───── RAW DATA
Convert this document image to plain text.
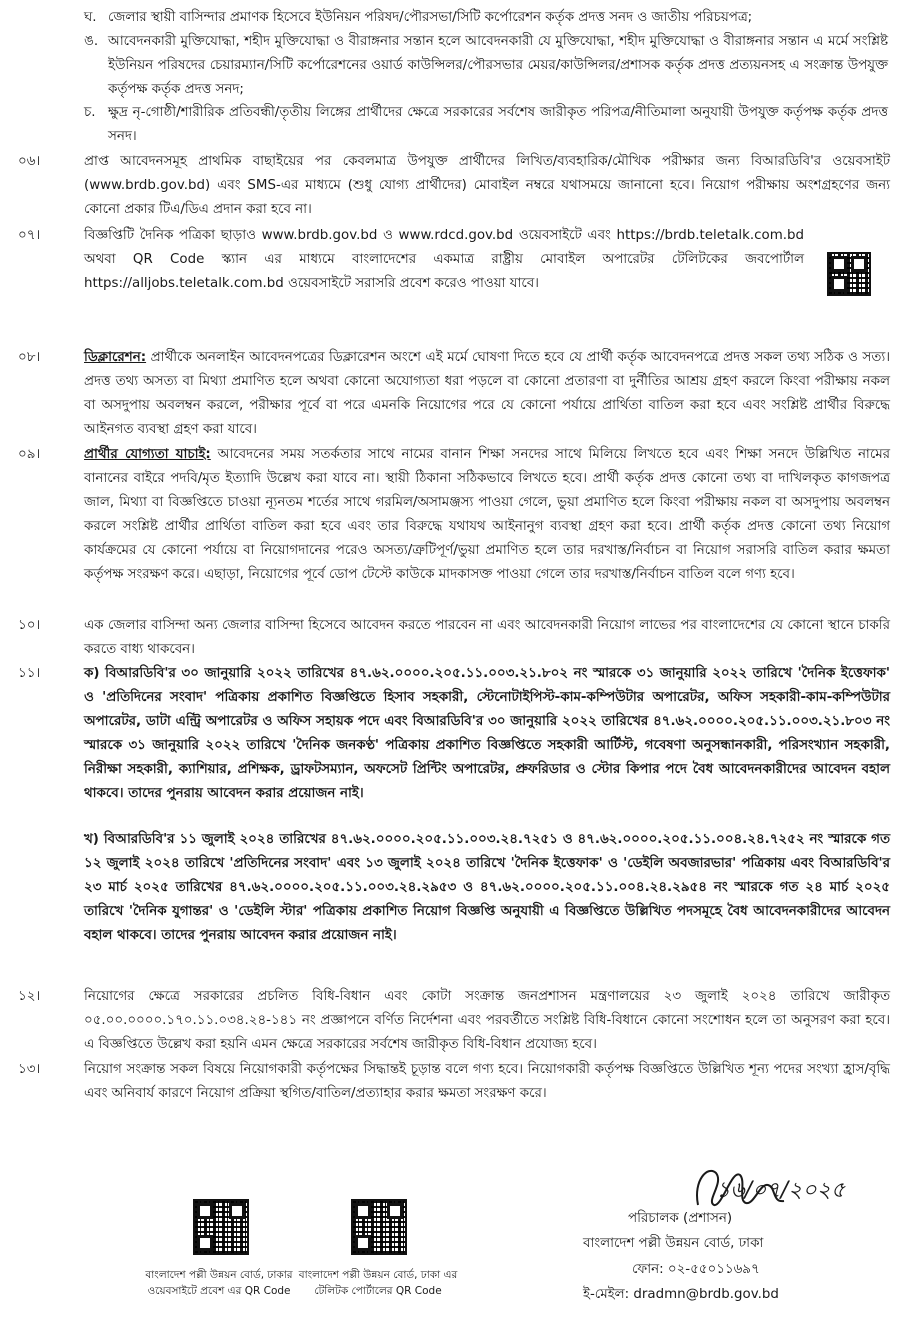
ঘ. জেলার স্থায়ী বাসিন্দার প্রমাণক হিসেবে ইউনিয়ন পরিষদ/পৌরসভা/সিটি কর্পোরেশন কর্তৃক প্রদত্ত সনদ ও জাতীয় পরিচয়পত্র;
ঙ. আবেদনকারী মুক্তিযোদ্ধা, শহীদ মুক্তিযোদ্ধা ও বীরাঙ্গনার সন্তান হলে আবেদনকারী যে মুক্তিযোদ্ধা, শহীদ মুক্তিযোদ্ধা ও বীরাঙ্গনার সন্তান এ মর্মে সংশ্লিষ্ট ইউনিয়ন পরিষদের চেয়ারম্যান/সিটি কর্পোরেশনের ওয়ার্ড কাউন্সিলর/পৌরসভার মেয়র/কাউন্সিলর/প্রশাসক কর্তৃক প্রদত্ত প্রত্যয়নসহ এ সংক্রান্ত উপযুক্ত কর্তৃপক্ষ কর্তৃক প্রদত্ত সনদ;
চ. ক্ষুদ্র নৃ-গোষ্ঠী/শারীরিক প্রতিবন্ধী/তৃতীয় লিঙ্গের প্রার্থীদের ক্ষেত্রে সরকারের সর্বশেষ জারীকৃত পরিপত্র/নীতিমালা অনুযায়ী উপযুক্ত কর্তৃপক্ষ কর্তৃক প্রদত্ত সনদ।
০৬।	প্রাপ্ত আবেদনসমূহ প্রাথমিক বাছাইয়ের পর কেবলমাত্র উপযুক্ত প্রার্থীদের লিখিত/ব্যবহারিক/মৌখিক পরীক্ষার জন্য বিআরডিবি'র ওয়েবসাইট (www.brdb.gov.bd) এবং SMS-এর মাধ্যমে (শুধু যোগ্য প্রার্থীদের) মোবাইল নম্বরে যথাসময়ে জানানো হবে। নিয়োগ পরীক্ষায় অংশগ্রহণের জন্য কোনো প্রকার টিএ/ডিএ প্রদান করা হবে না।
০৭।	বিজ্ঞপ্তিটি দৈনিক পত্রিকা ছাড়াও www.brdb.gov.bd ও www.rdcd.gov.bd ওয়েবসাইটে এবং https://brdb.teletalk.com.bd অথবা QR Code স্ক্যান এর মাধ্যমে বাংলাদেশের একমাত্র রাষ্ট্রীয় মোবাইল অপারেটর টেলিটকের জবপোর্টাল https://alljobs.teletalk.com.bd ওয়েবসাইটে সরাসরি প্রবেশ করেও পাওয়া যাবে।
০৮।	ডিক্লারেশন: প্রার্থীকে অনলাইন আবেদনপত্রের ডিক্লারেশন অংশে এই মর্মে ঘোষণা দিতে হবে যে প্রার্থী কর্তৃক আবেদনপত্রে প্রদত্ত সকল তথ্য সঠিক ও সত্য। প্রদত্ত তথ্য অসত্য বা মিথ্যা প্রমাণিত হলে অথবা কোনো অযোগ্যতা ধরা পড়লে বা কোনো প্রতারণা বা দুর্নীতির আশ্রয় গ্রহণ করলে কিংবা পরীক্ষায় নকল বা অসদুপায় অবলম্বন করলে, পরীক্ষার পূর্বে বা পরে এমনকি নিয়োগের পরে যে কোনো পর্যায়ে প্রার্থিতা বাতিল করা হবে এবং সংশ্লিষ্ট প্রার্থীর বিরুদ্ধে আইনগত ব্যবস্থা গ্রহণ করা যাবে।
০৯।	প্রার্থীর যোগ্যতা যাচাই: আবেদনের সময় সতর্কতার সাথে নামের বানান শিক্ষা সনদের সাথে মিলিয়ে লিখতে হবে এবং শিক্ষা সনদে উল্লিখিত নামের বানানের বাইরে পদবি/মৃত ইত্যাদি উল্লেখ করা যাবে না। স্থায়ী ঠিকানা সঠিকভাবে লিখতে হবে। প্রার্থী কর্তৃক প্রদত্ত কোনো তথ্য বা দাখিলকৃত কাগজপত্র জাল, মিথ্যা বা বিজ্ঞপ্তিতে চাওয়া ন্যূনতম শর্তের সাথে গরমিল/অসামঞ্জস্য পাওয়া গেলে, ভুয়া প্রমাণিত হলে কিংবা পরীক্ষায় নকল বা অসদুপায় অবলম্বন করলে সংশ্লিষ্ট প্রার্থীর প্রার্থিতা বাতিল করা হবে এবং তার বিরুদ্ধে যথাযথ আইনানুগ ব্যবস্থা গ্রহণ করা হবে। প্রার্থী কর্তৃক প্রদত্ত কোনো তথ্য নিয়োগ কার্যক্রমের যে কোনো পর্যায়ে বা নিয়োগদানের পরেও অসত্য/ত্রুটিপূর্ণ/ভুয়া প্রমাণিত হলে তার দরখাস্ত/নির্বাচন বা নিয়োগ সরাসরি বাতিল করার ক্ষমতা কর্তৃপক্ষ সংরক্ষণ করে। এছাড়া, নিয়োগের পূর্বে ডোপ টেস্টে কাউকে মাদকাসক্ত পাওয়া গেলে তার দরখাস্ত/নির্বাচন বাতিল বলে গণ্য হবে।
১০।	এক জেলার বাসিন্দা অন্য জেলার বাসিন্দা হিসেবে আবেদন করতে পারবেন না এবং আবেদনকারী নিয়োগ লাভের পর বাংলাদেশের যে কোনো স্থানে চাকরি করতে বাধ্য থাকবেন।
১১।	ক) বিআরডিবি'র ৩০ জানুয়ারি ২০২২ তারিখের ৪৭.৬২.০০০০.২০৫.১১.০০৩.২১.৮০২ নং স্মারকে ৩১ জানুয়ারি ২০২২ তারিখে 'দৈনিক ইত্তেফাক' ও 'প্রতিদিনের সংবাদ' পত্রিকায় প্রকাশিত বিজ্ঞপ্তিতে হিসাব সহকারী, স্টেনোটাইপিস্ট-কাম-কম্পিউটার অপারেটর, অফিস সহকারী-কাম-কম্পিউটার অপারেটর, ডাটা এন্ট্রি অপারেটর ও অফিস সহায়ক পদে এবং বিআরডিবি'র ৩০ জানুয়ারি ২০২২ তারিখের ৪৭.৬২.০০০০.২০৫.১১.০০৩.২১.৮০৩ নং স্মারকে ৩১ জানুয়ারি ২০২২ তারিখে 'দৈনিক জনকণ্ঠ' পত্রিকায় প্রকাশিত বিজ্ঞপ্তিতে সহকারী আর্টিস্ট, গবেষণা অনুসন্ধানকারী, পরিসংখ্যান সহকারী, নিরীক্ষা সহকারী, ক্যাশিয়ার, প্রশিক্ষক, ড্রাফটসম্যান, অফসেট প্রিন্টিং অপারেটর, প্রুফরিডার ও স্টোর কিপার পদে বৈধ আবেদনকারীদের আবেদন বহাল থাকবে। তাদের পুনরায় আবেদন করার প্রয়োজন নাই।
খ) বিআরডিবি'র ১১ জুলাই ২০২৪ তারিখের ৪৭.৬২.০০০০.২০৫.১১.০০৩.২৪.৭২৫১ ও ৪৭.৬২.০০০০.২০৫.১১.০০৪.২৪.৭২৫২ নং স্মারকে গত ১২ জুলাই ২০২৪ তারিখে 'প্রতিদিনের সংবাদ' এবং ১৩ জুলাই ২০২৪ তারিখে 'দৈনিক ইত্তেফাক' ও 'ডেইলি অবজারভার' পত্রিকায় এবং বিআরডিবি'র ২৩ মার্চ ২০২৫ তারিখের ৪৭.৬২.০০০০.২০৫.১১.০০৩.২৪.২৯৫৩ ও ৪৭.৬২.০০০০.২০৫.১১.০০৪.২৪.২৯৫৪ নং স্মারকে গত ২৪ মার্চ ২০২৫ তারিখে 'দৈনিক যুগান্তর' ও 'ডেইলি স্টার' পত্রিকায় প্রকাশিত নিয়োগ বিজ্ঞপ্তি অনুযায়ী এ বিজ্ঞপ্তিতে উল্লিখিত পদসমূহে বৈধ আবেদনকারীদের আবেদন বহাল থাকবে। তাদের পুনরায় আবেদন করার প্রয়োজন নাই।
১২।	নিয়োগের ক্ষেত্রে সরকারের প্রচলিত বিধি-বিধান এবং কোটা সংক্রান্ত জনপ্রশাসন মন্ত্রণালয়ের ২৩ জুলাই ২০২৪ তারিখে জারীকৃত ০৫.০০.০০০০.১৭০.১১.০৩৪.২৪-১৪১ নং প্রজ্ঞাপনে বর্ণিত নির্দেশনা এবং পরবর্তীতে সংশ্লিষ্ট বিধি-বিধানে কোনো সংশোধন হলে তা অনুসরণ করা হবে। এ বিজ্ঞপ্তিতে উল্লেখ করা হয়নি এমন ক্ষেত্রে সরকারের সর্বশেষ জারীকৃত বিধি-বিধান প্রযোজ্য হবে।
১৩।	নিয়োগ সংক্রান্ত সকল বিষয়ে নিয়োগকারী কর্তৃপক্ষের সিদ্ধান্তই চূড়ান্ত বলে গণ্য হবে। নিয়োগকারী কর্তৃপক্ষ বিজ্ঞপ্তিতে উল্লিখিত শূন্য পদের সংখ্যা হ্রাস/বৃদ্ধি এবং অনিবার্য কারণে নিয়োগ প্রক্রিয়া স্থগিত/বাতিল/প্রত্যাহার করার ক্ষমতা সংরক্ষণ করে।
বাংলাদেশ পল্লী উন্নয়ন বোর্ড, ঢাকার ওয়েবসাইটে প্রবেশ এর QR Code
বাংলাদেশ পল্লী উন্নয়ন বোর্ড, ঢাকা এর টেলিটক পোর্টালের QR Code
১৬/০৭/২০২৫
পরিচালক (প্রশাসন)
বাংলাদেশ পল্লী উন্নয়ন বোর্ড, ঢাকা
ফোন: ০২-৫৫০১১৬৯৭
ই-মেইল: dradmn@brdb.gov.bd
──────────
DESCRIPTION OF THE TASK: Look through the listing and extract every line with "brdb" in it.

RESULT:
০৬।	প্রাপ্ত আবেদনসমূহ প্রাথমিক বাছাইয়ের পর কেবলমাত্র উপযুক্ত প্রার্থীদের লিখিত/ব্যবহারিক/মৌখিক পরীক্ষার জন্য বিআরডিবি'র ওয়েবসাইট (www.brdb.gov.bd) এবং SMS-এর মাধ্যমে (শুধু যোগ্য প্রার্থীদের) মোবাইল নম্বরে যথাসময়ে জানানো হবে। নিয়োগ পরীক্ষায় অংশগ্রহণের জন্য কোনো প্রকার টিএ/ডিএ প্রদান করা হবে না।
০৭।	বিজ্ঞপ্তিটি দৈনিক পত্রিকা ছাড়াও www.brdb.gov.bd ও www.rdcd.gov.bd ওয়েবসাইটে এবং https://brdb.teletalk.com.bd অথবা QR Code স্ক্যান এর মাধ্যমে বাংলাদেশের একমাত্র রাষ্ট্রীয় মোবাইল অপারেটর টেলিটকের জবপোর্টাল https://alljobs.teletalk.com.bd ওয়েবসাইটে সরাসরি প্রবেশ করেও পাওয়া যাবে।
ই-মেইল: dradmn@brdb.gov.bd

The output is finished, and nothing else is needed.